## [WRITTEN REQUEST]
Please list all lines of the material below in which the string "TradingView" occurs.

## [TASK INPUTS]
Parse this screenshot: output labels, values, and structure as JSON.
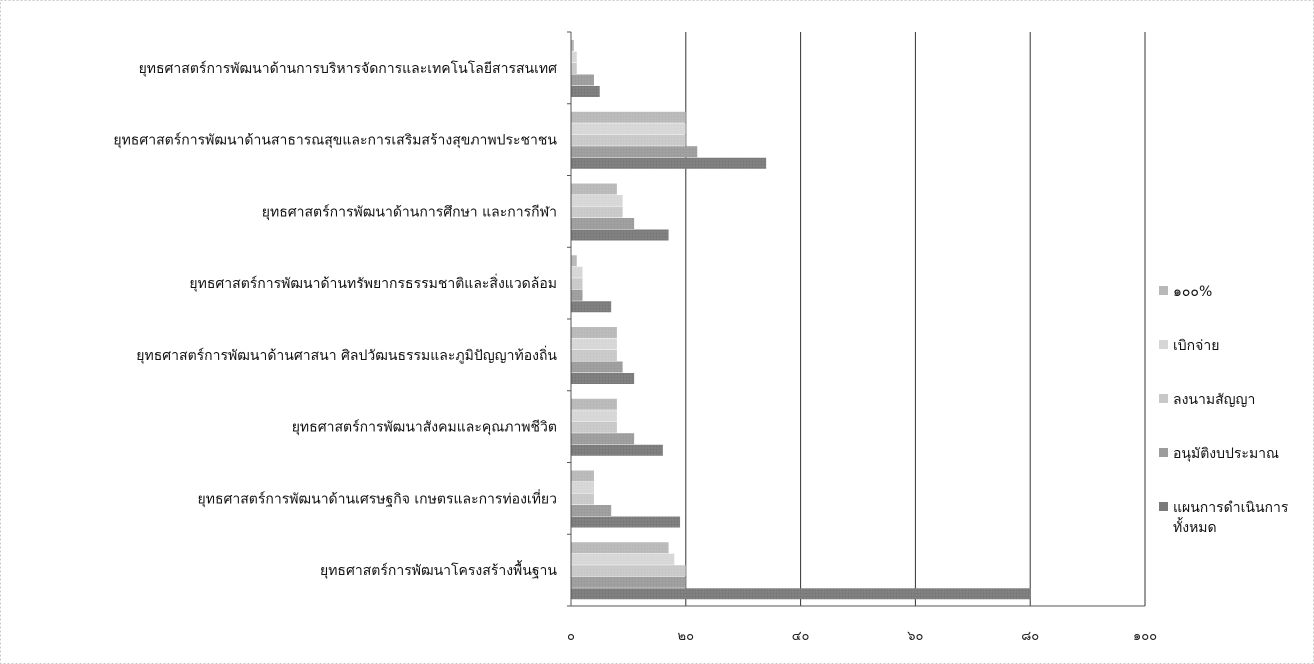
{
  "chart_data": {
    "type": "bar",
    "orientation": "horizontal",
    "title": "",
    "xlabel": "",
    "ylabel": "",
    "xlim": [
      0,
      100
    ],
    "x_ticks": [
      0,
      20,
      40,
      60,
      80,
      100
    ],
    "x_tick_labels": [
      "๐",
      "๒๐",
      "๔๐",
      "๖๐",
      "๘๐",
      "๑๐๐"
    ],
    "grid": "vertical",
    "legend_position": "right",
    "categories": [
      "ยุทธศาสตร์การพัฒนาด้านการบริหารจัดการและเทคโนโลยีสารสนเทศ",
      "ยุทธศาสตร์การพัฒนาด้านสาธารณสุขและการเสริมสร้างสุขภาพประชาชน",
      "ยุทธศาสตร์การพัฒนาด้านการศึกษา และการกีฬา",
      "ยุทธศาสตร์การพัฒนาด้านทรัพยากรธรรมชาติและสิ่งแวดล้อม",
      "ยุทธศาสตร์การพัฒนาด้านศาสนา ศิลปวัฒนธรรมและภูมิปัญญาท้องถิ่น",
      "ยุทธศาสตร์การพัฒนาสังคมและคุณภาพชีวิต",
      "ยุทธศาสตร์การพัฒนาด้านเศรษฐกิจ เกษตรและการท่องเที่ยว",
      "ยุทธศาสตร์การพัฒนาโครงสร้างพื้นฐาน"
    ],
    "series": [
      {
        "name": "๑๐๐%",
        "color": "#b8b8b8",
        "values": [
          0.5,
          20,
          8,
          1,
          8,
          8,
          4,
          17
        ]
      },
      {
        "name": "เบิกจ่าย",
        "color": "#d6d6d6",
        "values": [
          1,
          20,
          9,
          2,
          8,
          8,
          4,
          18
        ]
      },
      {
        "name": "ลงนามสัญญา",
        "color": "#c8c8c8",
        "values": [
          1,
          20,
          9,
          2,
          8,
          8,
          4,
          20
        ]
      },
      {
        "name": "อนุมัติงบประมาณ",
        "color": "#9c9c9c",
        "values": [
          4,
          22,
          11,
          2,
          9,
          11,
          7,
          20
        ]
      },
      {
        "name": "แผนการดำเนินการ ทั้งหมด",
        "color": "#7a7a7a",
        "values": [
          5,
          34,
          17,
          7,
          11,
          16,
          19,
          80
        ]
      }
    ]
  }
}
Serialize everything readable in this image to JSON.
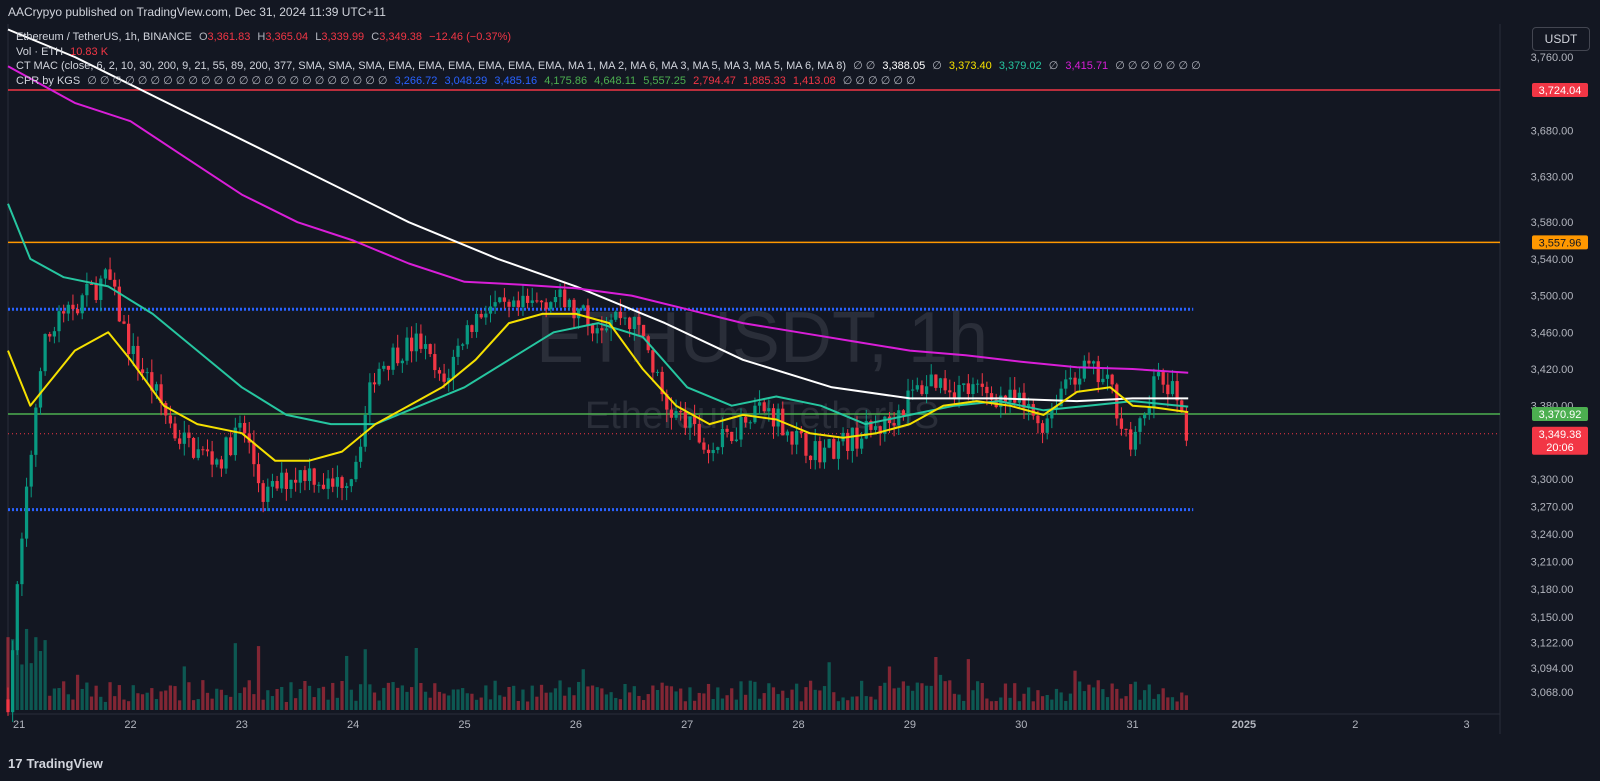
{
  "header": {
    "published": "AACrypyo published on TradingView.com, Dec 31, 2024 11:39 UTC+11"
  },
  "legend": {
    "symbol_line": "Ethereum / TetherUS, 1h, BINANCE",
    "ohlc": {
      "o_label": "O",
      "o": "3,361.83",
      "h_label": "H",
      "h": "3,365.04",
      "l_label": "L",
      "l": "3,339.99",
      "c_label": "C",
      "c": "3,349.38",
      "change": "−12.46 (−0.37%)"
    },
    "vol_label": "Vol · ETH",
    "vol_value": "10.83 K",
    "ctmac_label": "CT MAC (close, 6, 2, 10, 30, 200, 9, 21, 55, 89, 200, 377, SMA, SMA, SMA, EMA, EMA, EMA, EMA, EMA, EMA, MA 1, MA 2, MA 6, MA 3, MA 5, MA 3, MA 5, MA 6, MA 8)",
    "ctmac_sep1": "∅ ∅",
    "ctmac_values": [
      {
        "v": "3,388.05",
        "color": "#ffffff"
      },
      {
        "v": "3,373.40",
        "color": "#f5e000"
      },
      {
        "v": "3,379.02",
        "color": "#26c6a0"
      },
      {
        "v": "3,415.71",
        "color": "#d91ed8"
      }
    ],
    "ctmac_sep2": "∅",
    "ctmac_tail": "∅ ∅ ∅ ∅ ∅ ∅ ∅",
    "cpr_label": "CPR by KGS",
    "cpr_sep": "∅ ∅ ∅ ∅ ∅ ∅ ∅ ∅ ∅ ∅ ∅ ∅ ∅ ∅ ∅ ∅ ∅ ∅ ∅ ∅ ∅ ∅ ∅ ∅",
    "cpr_values": [
      {
        "v": "3,266.72",
        "color": "#2962ff"
      },
      {
        "v": "3,048.29",
        "color": "#2962ff"
      },
      {
        "v": "3,485.16",
        "color": "#2962ff"
      },
      {
        "v": "4,175.86",
        "color": "#4caf50"
      },
      {
        "v": "4,648.11",
        "color": "#4caf50"
      },
      {
        "v": "5,557.25",
        "color": "#4caf50"
      },
      {
        "v": "2,794.47",
        "color": "#f23645"
      },
      {
        "v": "1,885.33",
        "color": "#f23645"
      },
      {
        "v": "1,413.08",
        "color": "#f23645"
      }
    ],
    "cpr_tail": "∅ ∅ ∅ ∅ ∅ ∅"
  },
  "currency_button": "USDT",
  "watermark": {
    "symbol": "ETHUSDT, 1h",
    "name": "Ethereum / TetherUS"
  },
  "footer": {
    "brand": "TradingView",
    "logo": "17"
  },
  "colors": {
    "bg": "#131722",
    "up": "#089981",
    "down": "#f23645",
    "sma200": "#ffffff",
    "ma_yellow": "#f5e000",
    "ma_green": "#26c6a0",
    "ma_magenta": "#d91ed8",
    "cpr": "#2962ff"
  },
  "chart_data": {
    "type": "candlestick",
    "interval": "1h",
    "y_ticks": [
      "3,760.00",
      "3,680.00",
      "3,630.00",
      "3,580.00",
      "3,540.00",
      "3,500.00",
      "3,460.00",
      "3,420.00",
      "3,380.00",
      "3,300.00",
      "3,270.00",
      "3,240.00",
      "3,210.00",
      "3,180.00",
      "3,150.00",
      "3,122.00",
      "3,094.00",
      "3,068.00"
    ],
    "y_tick_values": [
      3760,
      3680,
      3630,
      3580,
      3540,
      3500,
      3460,
      3420,
      3380,
      3300,
      3270,
      3240,
      3210,
      3180,
      3150,
      3122,
      3094,
      3068
    ],
    "x_ticks": [
      "21",
      "22",
      "23",
      "24",
      "25",
      "26",
      "27",
      "28",
      "29",
      "30",
      "31",
      "2025",
      "2",
      "3"
    ],
    "x_tick_days": [
      21,
      22,
      23,
      24,
      25,
      26,
      27,
      28,
      29,
      30,
      31,
      32,
      33,
      34
    ],
    "x_range_days": [
      20.9,
      34.3
    ],
    "last_bar_day": 31.5,
    "horizontal_levels": [
      {
        "value": 3724.04,
        "label": "3,724.04",
        "color": "#f23645",
        "style": "solid"
      },
      {
        "value": 3557.96,
        "label": "3,557.96",
        "color": "#ff9800",
        "style": "solid"
      },
      {
        "value": 3370.92,
        "label": "3,370.92",
        "color": "#4caf50",
        "style": "solid"
      },
      {
        "value": 3485.16,
        "label": "",
        "color": "#2962ff",
        "style": "dotted"
      },
      {
        "value": 3266.72,
        "label": "",
        "color": "#2962ff",
        "style": "dotted"
      }
    ],
    "last_price": {
      "value": 3349.38,
      "label": "3,349.38",
      "countdown": "20:06",
      "color": "#f23645"
    },
    "key_path_days": [
      20.9,
      21.0,
      21.2,
      21.4,
      21.6,
      21.8,
      22.0,
      22.2,
      22.4,
      22.6,
      22.8,
      23.0,
      23.2,
      23.4,
      23.6,
      23.8,
      24.0,
      24.2,
      24.4,
      24.6,
      24.8,
      25.0,
      25.2,
      25.4,
      25.6,
      25.8,
      26.0,
      26.2,
      26.4,
      26.6,
      26.8,
      27.0,
      27.2,
      27.4,
      27.6,
      27.8,
      28.0,
      28.2,
      28.4,
      28.6,
      28.8,
      29.0,
      29.2,
      29.4,
      29.6,
      29.8,
      30.0,
      30.2,
      30.4,
      30.6,
      30.8,
      31.0,
      31.2,
      31.4,
      31.5
    ],
    "key_path_prices": [
      3060,
      3200,
      3440,
      3480,
      3500,
      3520,
      3440,
      3400,
      3350,
      3330,
      3320,
      3360,
      3280,
      3300,
      3310,
      3290,
      3310,
      3420,
      3440,
      3450,
      3400,
      3460,
      3490,
      3480,
      3490,
      3500,
      3480,
      3470,
      3480,
      3460,
      3380,
      3360,
      3330,
      3350,
      3380,
      3370,
      3340,
      3330,
      3340,
      3350,
      3360,
      3390,
      3410,
      3400,
      3395,
      3390,
      3380,
      3360,
      3410,
      3420,
      3400,
      3330,
      3410,
      3390,
      3349
    ],
    "ma_series": [
      {
        "color": "#ffffff",
        "days": [
          20.9,
          21.5,
          22.5,
          23.5,
          24.5,
          25.3,
          26.0,
          26.8,
          27.5,
          28.3,
          29.0,
          29.8,
          30.5,
          31.0,
          31.5
        ],
        "values": [
          3790,
          3760,
          3700,
          3640,
          3580,
          3540,
          3510,
          3470,
          3430,
          3400,
          3388,
          3388,
          3385,
          3388,
          3388
        ]
      },
      {
        "color": "#d91ed8",
        "days": [
          20.9,
          21.5,
          22.0,
          22.5,
          23.0,
          23.5,
          24.0,
          24.5,
          25.0,
          25.5,
          26.0,
          26.5,
          27.0,
          27.5,
          28.0,
          28.5,
          29.0,
          29.5,
          30.0,
          30.5,
          31.0,
          31.5
        ],
        "values": [
          3750,
          3710,
          3690,
          3650,
          3610,
          3580,
          3560,
          3535,
          3515,
          3512,
          3508,
          3500,
          3485,
          3470,
          3460,
          3450,
          3440,
          3435,
          3428,
          3422,
          3420,
          3416
        ]
      },
      {
        "color": "#26c6a0",
        "days": [
          20.9,
          21.1,
          21.4,
          21.8,
          22.2,
          22.6,
          23.0,
          23.4,
          23.8,
          24.2,
          24.6,
          25.0,
          25.4,
          25.8,
          26.2,
          26.6,
          27.0,
          27.4,
          27.8,
          28.2,
          28.6,
          29.0,
          29.4,
          29.8,
          30.2,
          30.6,
          31.0,
          31.5
        ],
        "values": [
          3600,
          3540,
          3520,
          3510,
          3480,
          3440,
          3400,
          3370,
          3360,
          3360,
          3380,
          3400,
          3430,
          3460,
          3470,
          3455,
          3400,
          3380,
          3390,
          3380,
          3360,
          3370,
          3380,
          3385,
          3375,
          3380,
          3385,
          3379
        ]
      },
      {
        "color": "#f5e000",
        "days": [
          20.9,
          21.1,
          21.3,
          21.5,
          21.8,
          22.0,
          22.3,
          22.6,
          23.0,
          23.3,
          23.6,
          23.9,
          24.2,
          24.5,
          24.8,
          25.1,
          25.4,
          25.7,
          26.0,
          26.3,
          26.6,
          26.9,
          27.2,
          27.5,
          27.8,
          28.1,
          28.4,
          28.7,
          29.0,
          29.3,
          29.6,
          29.9,
          30.2,
          30.5,
          30.8,
          31.0,
          31.2,
          31.5
        ],
        "values": [
          3440,
          3380,
          3410,
          3440,
          3460,
          3430,
          3380,
          3360,
          3350,
          3320,
          3320,
          3330,
          3360,
          3380,
          3400,
          3430,
          3470,
          3480,
          3480,
          3470,
          3420,
          3380,
          3360,
          3370,
          3365,
          3350,
          3345,
          3350,
          3360,
          3380,
          3385,
          3380,
          3370,
          3395,
          3400,
          3380,
          3378,
          3373
        ]
      }
    ]
  }
}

## [SOLVED EXERCISE]
    "published": "AACrypyo published on TradingView.com, Dec 31, 2024 11:39 UTC+11"
    "brand": "TradingView",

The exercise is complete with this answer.